* Work to be completed: Please pull out every line that includes the string "энергию".

[Stored data entries]
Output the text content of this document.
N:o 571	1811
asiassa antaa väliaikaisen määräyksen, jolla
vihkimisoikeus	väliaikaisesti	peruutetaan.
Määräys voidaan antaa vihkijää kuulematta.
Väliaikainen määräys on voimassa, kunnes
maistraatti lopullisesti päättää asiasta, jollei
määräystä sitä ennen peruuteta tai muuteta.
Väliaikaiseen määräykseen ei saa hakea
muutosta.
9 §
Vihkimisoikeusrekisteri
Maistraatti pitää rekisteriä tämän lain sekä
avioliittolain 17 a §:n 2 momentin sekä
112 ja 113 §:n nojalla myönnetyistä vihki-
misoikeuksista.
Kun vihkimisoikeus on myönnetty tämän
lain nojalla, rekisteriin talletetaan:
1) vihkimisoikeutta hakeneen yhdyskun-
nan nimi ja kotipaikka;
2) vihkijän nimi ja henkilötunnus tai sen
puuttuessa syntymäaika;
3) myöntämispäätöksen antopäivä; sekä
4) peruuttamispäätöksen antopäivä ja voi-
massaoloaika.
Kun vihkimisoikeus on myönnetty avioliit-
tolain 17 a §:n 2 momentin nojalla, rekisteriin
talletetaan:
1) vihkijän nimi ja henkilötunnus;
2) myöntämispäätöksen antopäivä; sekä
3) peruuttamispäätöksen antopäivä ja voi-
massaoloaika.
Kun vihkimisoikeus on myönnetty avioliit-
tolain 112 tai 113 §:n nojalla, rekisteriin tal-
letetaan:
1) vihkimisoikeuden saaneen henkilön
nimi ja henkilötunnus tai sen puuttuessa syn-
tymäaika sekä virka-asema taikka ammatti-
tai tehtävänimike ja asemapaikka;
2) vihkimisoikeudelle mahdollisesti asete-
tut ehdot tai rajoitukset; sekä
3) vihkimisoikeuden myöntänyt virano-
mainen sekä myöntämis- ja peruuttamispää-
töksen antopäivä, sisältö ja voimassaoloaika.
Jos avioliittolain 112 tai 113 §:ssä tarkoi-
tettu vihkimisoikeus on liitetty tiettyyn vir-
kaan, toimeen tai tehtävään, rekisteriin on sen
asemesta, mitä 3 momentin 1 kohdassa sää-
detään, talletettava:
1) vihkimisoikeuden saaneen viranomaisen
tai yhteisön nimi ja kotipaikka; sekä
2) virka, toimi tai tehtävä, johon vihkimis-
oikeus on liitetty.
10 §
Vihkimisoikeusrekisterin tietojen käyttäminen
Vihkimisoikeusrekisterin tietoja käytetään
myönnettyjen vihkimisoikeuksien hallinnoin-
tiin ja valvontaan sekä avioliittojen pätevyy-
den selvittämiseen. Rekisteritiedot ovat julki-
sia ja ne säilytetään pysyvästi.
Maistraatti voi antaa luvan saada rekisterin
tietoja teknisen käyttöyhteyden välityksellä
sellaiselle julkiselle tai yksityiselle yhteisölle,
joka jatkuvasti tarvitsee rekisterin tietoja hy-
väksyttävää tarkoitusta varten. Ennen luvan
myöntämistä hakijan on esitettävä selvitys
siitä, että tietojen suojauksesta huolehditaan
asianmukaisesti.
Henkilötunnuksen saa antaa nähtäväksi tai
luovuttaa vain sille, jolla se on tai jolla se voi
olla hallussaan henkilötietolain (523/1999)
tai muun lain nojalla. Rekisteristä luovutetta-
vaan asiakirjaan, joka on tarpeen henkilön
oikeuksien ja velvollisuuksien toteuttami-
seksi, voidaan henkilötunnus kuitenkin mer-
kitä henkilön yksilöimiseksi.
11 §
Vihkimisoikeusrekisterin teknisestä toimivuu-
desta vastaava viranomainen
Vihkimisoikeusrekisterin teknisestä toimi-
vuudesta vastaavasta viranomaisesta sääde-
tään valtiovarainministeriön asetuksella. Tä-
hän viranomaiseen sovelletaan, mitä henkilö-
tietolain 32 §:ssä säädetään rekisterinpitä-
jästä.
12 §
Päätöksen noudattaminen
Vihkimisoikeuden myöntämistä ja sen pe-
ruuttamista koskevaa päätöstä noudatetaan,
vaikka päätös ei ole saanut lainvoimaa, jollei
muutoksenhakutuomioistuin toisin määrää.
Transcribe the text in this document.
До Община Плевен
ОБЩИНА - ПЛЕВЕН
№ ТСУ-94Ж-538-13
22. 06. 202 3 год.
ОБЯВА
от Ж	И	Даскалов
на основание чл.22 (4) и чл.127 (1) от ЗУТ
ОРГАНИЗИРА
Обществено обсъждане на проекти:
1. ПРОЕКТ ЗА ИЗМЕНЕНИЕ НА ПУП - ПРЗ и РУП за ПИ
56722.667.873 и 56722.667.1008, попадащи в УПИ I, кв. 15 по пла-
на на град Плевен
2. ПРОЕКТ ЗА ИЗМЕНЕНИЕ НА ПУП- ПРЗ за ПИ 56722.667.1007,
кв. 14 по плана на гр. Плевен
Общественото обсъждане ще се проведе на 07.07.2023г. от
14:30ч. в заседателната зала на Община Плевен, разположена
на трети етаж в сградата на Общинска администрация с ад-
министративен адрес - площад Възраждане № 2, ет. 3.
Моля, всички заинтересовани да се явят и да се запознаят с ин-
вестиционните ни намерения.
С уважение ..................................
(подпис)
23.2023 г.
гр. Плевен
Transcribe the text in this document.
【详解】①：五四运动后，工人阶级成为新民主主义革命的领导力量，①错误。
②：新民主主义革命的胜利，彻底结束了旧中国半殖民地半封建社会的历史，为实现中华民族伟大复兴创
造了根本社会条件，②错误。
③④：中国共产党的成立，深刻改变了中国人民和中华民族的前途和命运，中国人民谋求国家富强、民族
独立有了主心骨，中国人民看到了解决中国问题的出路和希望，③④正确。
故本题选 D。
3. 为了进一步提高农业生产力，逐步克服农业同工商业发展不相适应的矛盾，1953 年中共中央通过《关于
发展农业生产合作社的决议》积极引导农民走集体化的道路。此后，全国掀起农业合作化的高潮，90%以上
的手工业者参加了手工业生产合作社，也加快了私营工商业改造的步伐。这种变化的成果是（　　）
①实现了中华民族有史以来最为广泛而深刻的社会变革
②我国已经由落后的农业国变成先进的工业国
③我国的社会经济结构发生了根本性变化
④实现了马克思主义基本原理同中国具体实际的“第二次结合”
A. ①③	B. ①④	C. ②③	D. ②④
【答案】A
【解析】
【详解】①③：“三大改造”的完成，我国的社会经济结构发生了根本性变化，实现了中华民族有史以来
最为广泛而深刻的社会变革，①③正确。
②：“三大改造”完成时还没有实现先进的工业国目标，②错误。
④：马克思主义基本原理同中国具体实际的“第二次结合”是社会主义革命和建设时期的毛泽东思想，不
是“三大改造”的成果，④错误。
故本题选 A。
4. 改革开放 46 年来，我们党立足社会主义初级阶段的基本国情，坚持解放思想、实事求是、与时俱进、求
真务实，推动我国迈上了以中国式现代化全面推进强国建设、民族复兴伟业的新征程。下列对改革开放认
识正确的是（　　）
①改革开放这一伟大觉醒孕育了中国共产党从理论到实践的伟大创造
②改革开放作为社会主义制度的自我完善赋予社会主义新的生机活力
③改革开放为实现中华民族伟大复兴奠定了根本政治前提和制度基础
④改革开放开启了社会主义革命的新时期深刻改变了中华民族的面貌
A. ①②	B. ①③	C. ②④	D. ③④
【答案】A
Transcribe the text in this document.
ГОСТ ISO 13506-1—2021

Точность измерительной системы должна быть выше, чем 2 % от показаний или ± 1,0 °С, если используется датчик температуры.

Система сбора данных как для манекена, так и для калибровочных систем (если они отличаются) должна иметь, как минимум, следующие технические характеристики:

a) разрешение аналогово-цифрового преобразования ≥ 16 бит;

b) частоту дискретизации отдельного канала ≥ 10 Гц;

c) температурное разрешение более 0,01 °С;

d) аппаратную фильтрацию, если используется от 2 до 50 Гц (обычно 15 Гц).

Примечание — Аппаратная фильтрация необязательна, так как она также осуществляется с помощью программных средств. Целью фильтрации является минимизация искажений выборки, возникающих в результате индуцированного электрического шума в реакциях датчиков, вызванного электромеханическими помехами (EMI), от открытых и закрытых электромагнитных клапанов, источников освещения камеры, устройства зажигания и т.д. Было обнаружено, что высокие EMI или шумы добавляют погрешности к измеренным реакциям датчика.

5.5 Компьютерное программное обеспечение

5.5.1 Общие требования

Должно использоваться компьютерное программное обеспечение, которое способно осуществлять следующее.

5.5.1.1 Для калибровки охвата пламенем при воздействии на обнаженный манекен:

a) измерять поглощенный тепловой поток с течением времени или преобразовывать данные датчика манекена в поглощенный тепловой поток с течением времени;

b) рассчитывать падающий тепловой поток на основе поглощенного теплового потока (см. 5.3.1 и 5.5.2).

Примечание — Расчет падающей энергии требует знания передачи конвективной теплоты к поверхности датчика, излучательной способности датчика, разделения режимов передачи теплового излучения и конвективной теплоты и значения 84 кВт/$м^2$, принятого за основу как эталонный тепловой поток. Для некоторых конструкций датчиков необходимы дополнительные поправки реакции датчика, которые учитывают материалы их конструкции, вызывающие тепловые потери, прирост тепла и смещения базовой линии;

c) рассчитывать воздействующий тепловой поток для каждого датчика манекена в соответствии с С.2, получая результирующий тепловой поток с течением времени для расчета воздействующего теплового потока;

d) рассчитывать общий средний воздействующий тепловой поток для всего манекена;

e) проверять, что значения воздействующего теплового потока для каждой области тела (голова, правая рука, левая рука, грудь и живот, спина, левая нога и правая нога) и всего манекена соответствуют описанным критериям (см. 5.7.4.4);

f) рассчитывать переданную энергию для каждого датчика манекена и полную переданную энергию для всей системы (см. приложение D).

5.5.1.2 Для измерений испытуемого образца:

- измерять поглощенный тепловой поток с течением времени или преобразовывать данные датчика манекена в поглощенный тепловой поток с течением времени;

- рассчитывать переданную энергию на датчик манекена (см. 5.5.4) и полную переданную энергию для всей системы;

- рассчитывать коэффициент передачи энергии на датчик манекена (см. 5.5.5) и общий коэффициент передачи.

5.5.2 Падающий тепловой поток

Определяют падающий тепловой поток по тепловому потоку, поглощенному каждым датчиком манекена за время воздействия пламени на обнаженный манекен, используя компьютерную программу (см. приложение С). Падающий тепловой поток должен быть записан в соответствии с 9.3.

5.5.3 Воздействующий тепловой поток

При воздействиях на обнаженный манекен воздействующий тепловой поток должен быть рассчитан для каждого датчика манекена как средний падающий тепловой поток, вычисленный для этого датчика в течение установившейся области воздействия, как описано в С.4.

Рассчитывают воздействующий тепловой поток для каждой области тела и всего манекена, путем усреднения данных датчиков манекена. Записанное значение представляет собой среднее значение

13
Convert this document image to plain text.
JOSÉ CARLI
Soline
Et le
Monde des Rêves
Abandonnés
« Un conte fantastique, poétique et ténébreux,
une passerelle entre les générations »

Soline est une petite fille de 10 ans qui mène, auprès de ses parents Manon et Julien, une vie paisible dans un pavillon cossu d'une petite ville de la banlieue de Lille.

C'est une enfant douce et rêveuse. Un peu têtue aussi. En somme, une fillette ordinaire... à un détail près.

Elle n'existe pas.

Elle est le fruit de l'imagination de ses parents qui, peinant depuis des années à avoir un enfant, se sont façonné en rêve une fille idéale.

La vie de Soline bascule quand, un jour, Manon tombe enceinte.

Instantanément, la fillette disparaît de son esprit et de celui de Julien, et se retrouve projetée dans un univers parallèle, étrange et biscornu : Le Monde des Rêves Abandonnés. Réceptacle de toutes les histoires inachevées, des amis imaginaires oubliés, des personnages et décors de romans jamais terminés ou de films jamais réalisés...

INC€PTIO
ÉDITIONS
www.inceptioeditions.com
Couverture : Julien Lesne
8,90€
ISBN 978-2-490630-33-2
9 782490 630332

* Response to this exercise:
f) рассчитывать переданную энергию для каждого датчика манекена и полную переданную энергию для всей системы (см. приложение D).
- рассчитывать переданную энергию на датчик манекена (см. 5.5.4) и полную переданную энергию для всей системы;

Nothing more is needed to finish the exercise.